**Records to use**

## start

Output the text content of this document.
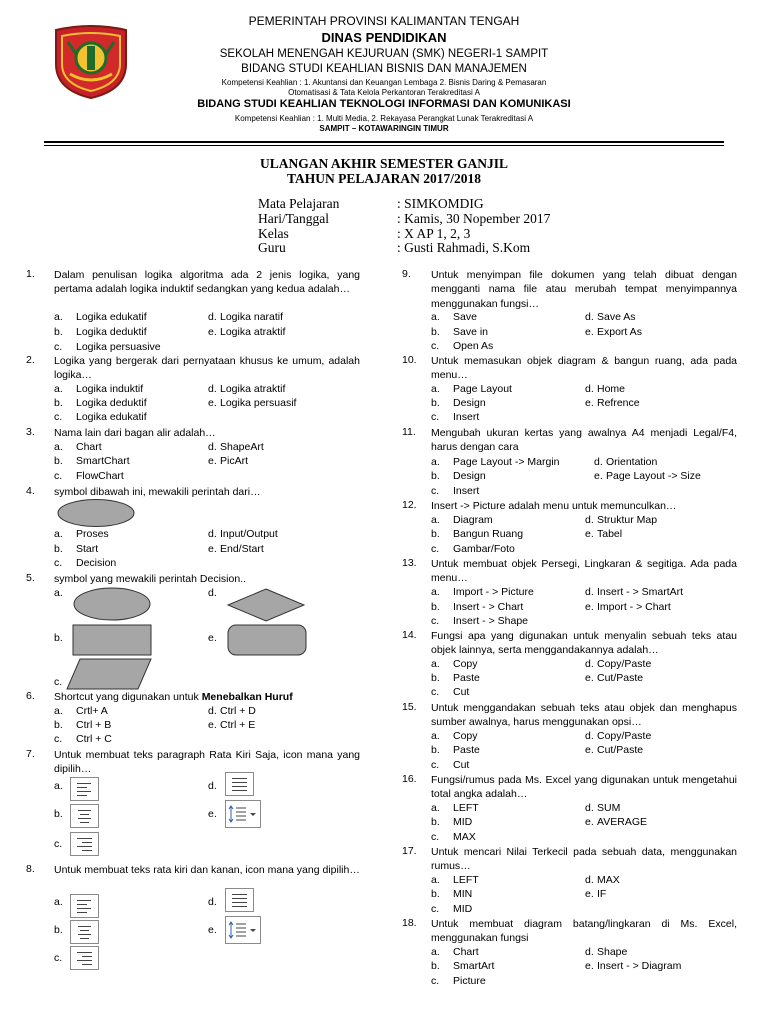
PEMERINTAH PROVINSI KALIMANTAN TENGAH
DINAS PENDIDIKAN
SEKOLAH MENENGAH KEJURUAN (SMK) NEGERI-1 SAMPIT
BIDANG STUDI KEAHLIAN BISNIS DAN MANAJEMEN
Kompetensi Keahlian : 1. Akuntansi dan Keuangan Lembaga 2. Bisnis Daring & Pemasaran
Otomatisasi & Tata Kelola Perkantoran Terakreditasi A
BIDANG STUDI KEAHLIAN TEKNOLOGI INFORMASI DAN KOMUNIKASI
Kompetensi Keahlian : 1. Multi Media, 2. Rekayasa Perangkat Lunak Terakreditasi A
SAMPIT – KOTAWARINGIN TIMUR
ULANGAN AKHIR SEMESTER GANJIL
TAHUN PELAJARAN 2017/2018
Mata Pelajaran	: SIMKOMDIG
Hari/Tanggal	: Kamis, 30 Nopember 2017
Kelas	: X AP 1, 2, 3
Guru	: Gusti Rahmadi, S.Kom
1. Dalam penulisan logika algoritma ada 2 jenis logika, yang pertama adalah logika induktif sedangkan yang kedua adalah…
a. Logika edukatif
b. Logika deduktif
c. Logika persuasive
d. Logika naratif
e. Logika atraktif
2. Logika yang bergerak dari pernyataan khusus ke umum, adalah logika…
a. Logika induktif
b. Logika deduktif
c. Logika edukatif
d. Logika atraktif
e. Logika persuasif
3. Nama lain dari bagan alir adalah…
a. Chart
b. SmartChart
c. FlowChart
d. ShapeArt
e. PicArt
4. symbol dibawah ini, mewakili perintah dari…
a. Proses
b. Start
c. Decision
d. Input/Output
e. End/Start
5. symbol yang mewakili perintah Decision..
a.	d.
b.	e.
c.
6. Shortcut yang digunakan untuk Menebalkan Huruf
a. Crtl+ A
b. Ctrl + B
c. Ctrl + C
d. Ctrl + D
e. Ctrl + E
7. Untuk membuat teks paragraph Rata Kiri Saja, icon mana yang dipilih…
a.	d.
b.	e.
c.
8. Untuk membuat teks rata kiri dan kanan, icon mana yang dipilih…
a.	d.
b.	e.
c.
9. Untuk menyimpan file dokumen yang telah dibuat dengan mengganti nama file atau merubah tempat menyimpannya menggunakan fungsi…
a. Save
b. Save in
c. Open As
d. Save As
e. Export As
10. Untuk memasukan objek diagram & bangun ruang, ada pada menu…
a. Page Layout
b. Design
c. Insert
d. Home
e. Refrence
11. Mengubah ukuran kertas yang awalnya A4 menjadi Legal/F4, harus dengan cara
a. Page Layout -> Margin
b. Design
c. Insert
d. Orientation
e. Page Layout -> Size
12. Insert -> Picture adalah menu untuk memunculkan…
a. Diagram
b. Bangun Ruang
c. Gambar/Foto
d. Struktur Map
e. Tabel
13. Untuk membuat objek Persegi, Lingkaran & segitiga. Ada pada menu…
a. Import - > Picture
b. Insert - > Chart
c. Insert - > Shape
d. Insert - > SmartArt
e. Import - > Chart
14. Fungsi apa yang digunakan untuk menyalin sebuah teks atau objek lainnya, serta menggandakannya adalah…
a. Copy
b. Paste
c. Cut
d. Copy/Paste
e. Cut/Paste
15. Untuk menggandakan sebuah teks atau objek dan menghapus sumber awalnya, harus menggunakan opsi…
a. Copy
b. Paste
c. Cut
d. Copy/Paste
e. Cut/Paste
16. Fungsi/rumus pada Ms. Excel yang digunakan untuk mengetahui total angka adalah…
a. LEFT
b. MID
c. MAX
d. SUM
e. AVERAGE
17. Untuk mencari Nilai Terkecil pada sebuah data, menggunakan rumus…
a. LEFT
b. MIN
c. MID
d. MAX
e. IF
18. Untuk membuat diagram batang/lingkaran di Ms. Excel, menggunakan fungsi
a. Chart
b. SmartArt
c. Picture
d. Shape
e. Insert - > Diagram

## end

**What you need to do**
Note how many lines in the listing above hold the string "digunakan", then give only that figure.

**Result of this exercise**
3